# [The problem]
Count the lines below that contain the word "Mode". Give only the number.

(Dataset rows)
## Start

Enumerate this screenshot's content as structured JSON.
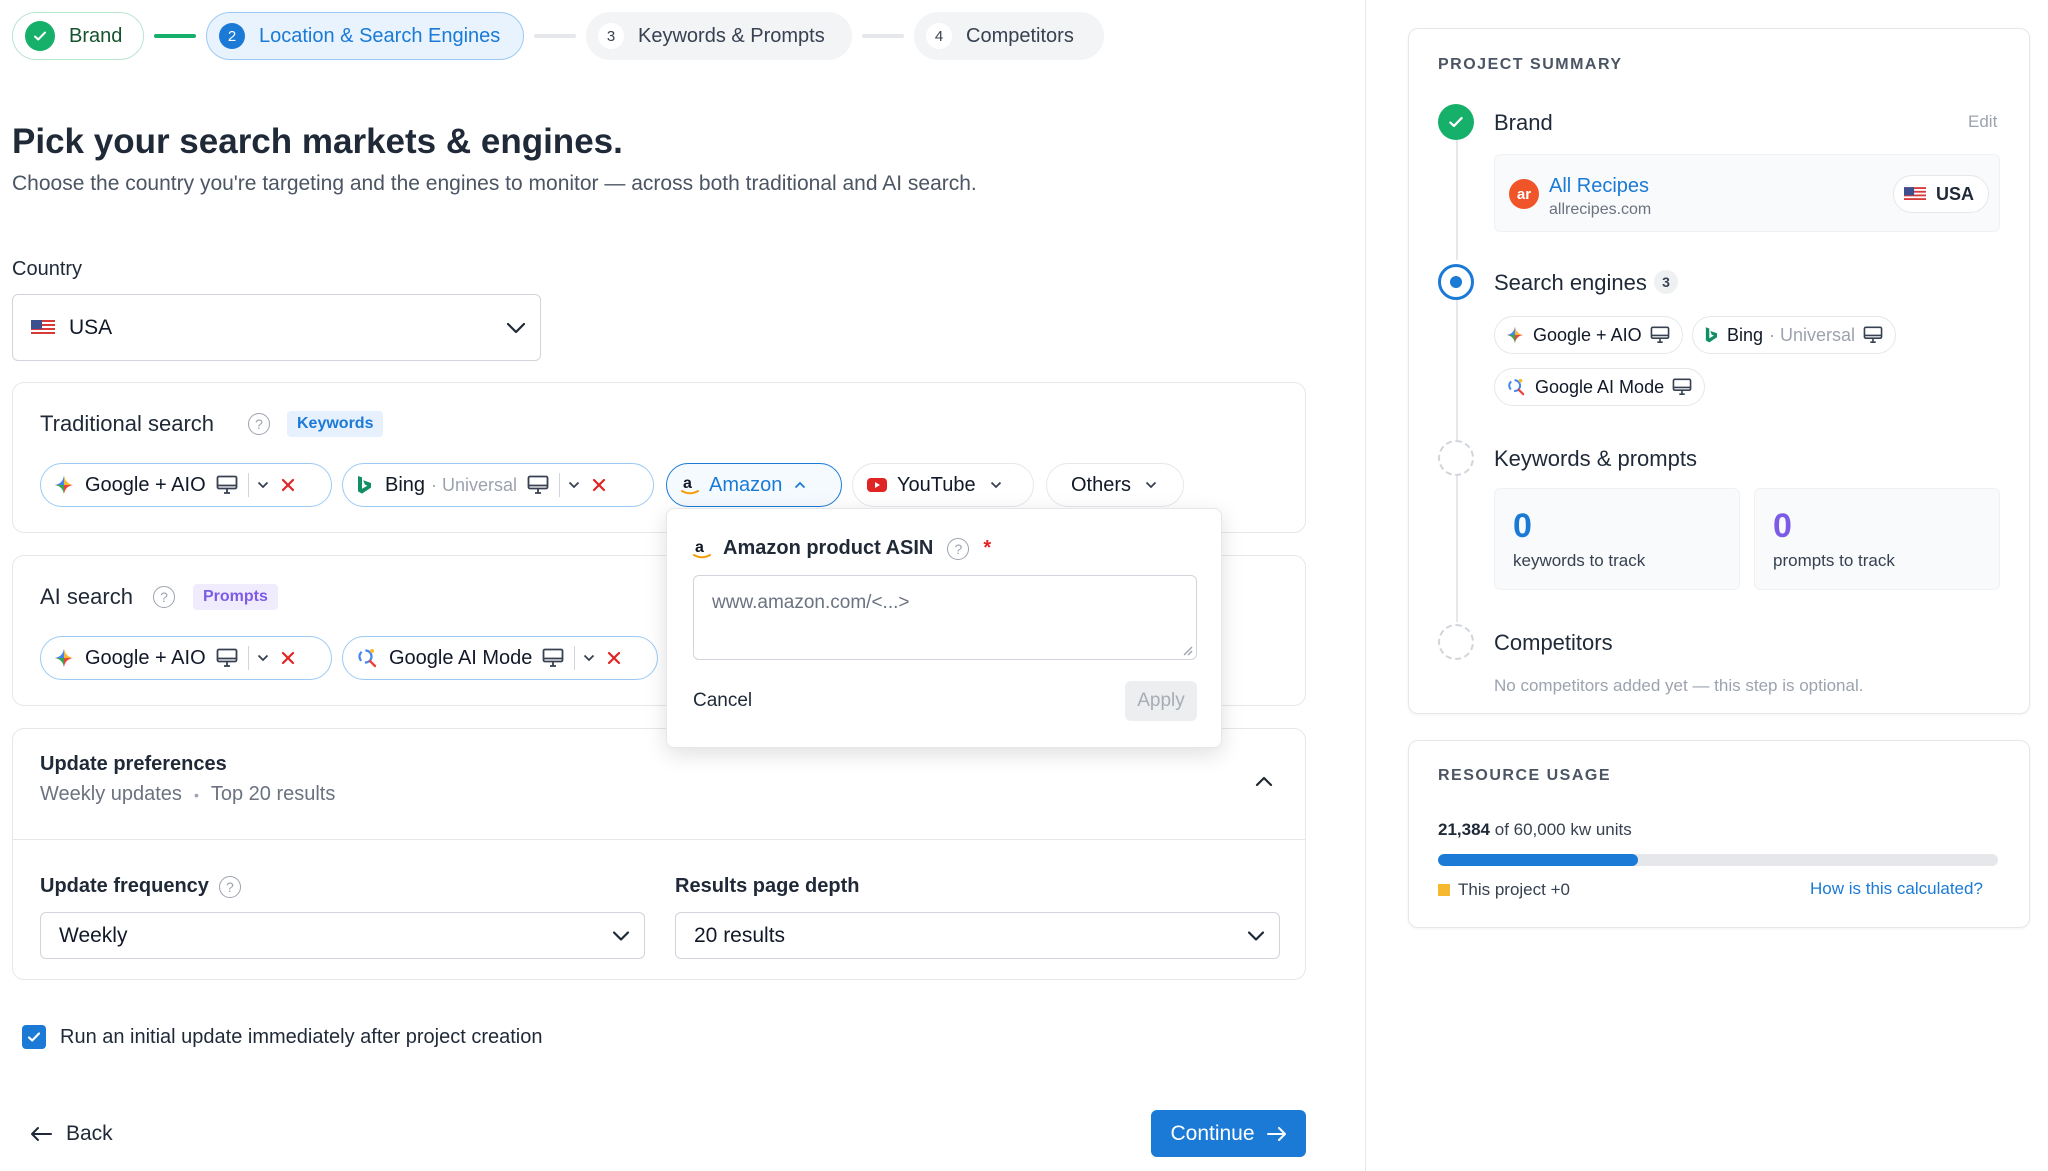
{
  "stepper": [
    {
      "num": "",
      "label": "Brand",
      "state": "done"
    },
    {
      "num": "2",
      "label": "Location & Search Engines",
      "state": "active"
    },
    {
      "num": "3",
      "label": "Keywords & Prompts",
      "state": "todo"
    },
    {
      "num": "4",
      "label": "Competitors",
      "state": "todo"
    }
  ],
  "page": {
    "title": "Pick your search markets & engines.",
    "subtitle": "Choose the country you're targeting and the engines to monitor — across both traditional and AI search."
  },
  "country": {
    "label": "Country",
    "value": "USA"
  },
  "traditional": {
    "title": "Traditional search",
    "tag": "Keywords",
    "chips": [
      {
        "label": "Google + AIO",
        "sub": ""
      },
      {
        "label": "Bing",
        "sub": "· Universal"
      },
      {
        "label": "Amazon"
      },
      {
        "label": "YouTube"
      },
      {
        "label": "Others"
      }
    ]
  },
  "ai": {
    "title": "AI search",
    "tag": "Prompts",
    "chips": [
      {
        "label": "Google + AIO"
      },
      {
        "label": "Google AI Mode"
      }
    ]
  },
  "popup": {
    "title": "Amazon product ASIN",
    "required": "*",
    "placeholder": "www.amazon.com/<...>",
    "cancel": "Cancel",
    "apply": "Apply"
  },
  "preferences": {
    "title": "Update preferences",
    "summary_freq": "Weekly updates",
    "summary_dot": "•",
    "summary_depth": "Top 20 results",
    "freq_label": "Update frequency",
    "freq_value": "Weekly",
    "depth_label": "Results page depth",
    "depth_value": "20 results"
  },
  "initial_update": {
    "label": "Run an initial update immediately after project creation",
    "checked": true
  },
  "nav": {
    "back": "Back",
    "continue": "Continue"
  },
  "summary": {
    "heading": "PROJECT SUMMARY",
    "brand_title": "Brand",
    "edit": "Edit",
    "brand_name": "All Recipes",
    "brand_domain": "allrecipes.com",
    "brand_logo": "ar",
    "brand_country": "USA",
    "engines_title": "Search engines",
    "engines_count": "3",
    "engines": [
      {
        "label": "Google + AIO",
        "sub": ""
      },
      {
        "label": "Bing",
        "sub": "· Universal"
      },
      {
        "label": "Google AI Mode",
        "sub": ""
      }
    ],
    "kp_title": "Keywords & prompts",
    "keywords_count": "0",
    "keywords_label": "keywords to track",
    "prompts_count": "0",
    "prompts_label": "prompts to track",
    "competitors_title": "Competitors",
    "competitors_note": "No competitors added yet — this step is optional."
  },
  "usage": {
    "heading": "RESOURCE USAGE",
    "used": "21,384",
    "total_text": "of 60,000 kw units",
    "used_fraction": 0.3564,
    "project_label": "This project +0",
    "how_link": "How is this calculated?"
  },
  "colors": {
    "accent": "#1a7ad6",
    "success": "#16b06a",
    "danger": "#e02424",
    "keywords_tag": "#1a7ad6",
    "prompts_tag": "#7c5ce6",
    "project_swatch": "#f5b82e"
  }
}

## End

# [Solution below]
2